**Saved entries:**

───

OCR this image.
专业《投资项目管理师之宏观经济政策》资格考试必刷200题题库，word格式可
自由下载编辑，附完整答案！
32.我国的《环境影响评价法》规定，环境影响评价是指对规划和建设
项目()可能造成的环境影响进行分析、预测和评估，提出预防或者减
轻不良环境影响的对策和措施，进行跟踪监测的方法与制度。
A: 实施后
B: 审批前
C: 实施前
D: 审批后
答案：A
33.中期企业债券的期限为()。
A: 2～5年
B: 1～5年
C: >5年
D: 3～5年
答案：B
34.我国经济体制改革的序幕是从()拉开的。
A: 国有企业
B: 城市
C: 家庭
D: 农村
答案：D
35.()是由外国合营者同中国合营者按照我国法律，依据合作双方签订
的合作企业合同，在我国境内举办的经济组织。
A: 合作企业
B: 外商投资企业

───

**Directions:** Set down the entries above again, word for word.

**Reply:**
OCR this image.
专业《投资项目管理师之宏观经济政策》资格考试必刷200题题库，word格式可
自由下载编辑，附完整答案！
32.我国的《环境影响评价法》规定，环境影响评价是指对规划和建设
项目()可能造成的环境影响进行分析、预测和评估，提出预防或者减
轻不良环境影响的对策和措施，进行跟踪监测的方法与制度。
A: 实施后
B: 审批前
C: 实施前
D: 审批后
答案：A
33.中期企业债券的期限为()。
A: 2～5年
B: 1～5年
C: >5年
D: 3～5年
答案：B
34.我国经济体制改革的序幕是从()拉开的。
A: 国有企业
B: 城市
C: 家庭
D: 农村
答案：D
35.()是由外国合营者同中国合营者按照我国法律，依据合作双方签订
的合作企业合同，在我国境内举办的经济组织。
A: 合作企业
B: 外商投资企业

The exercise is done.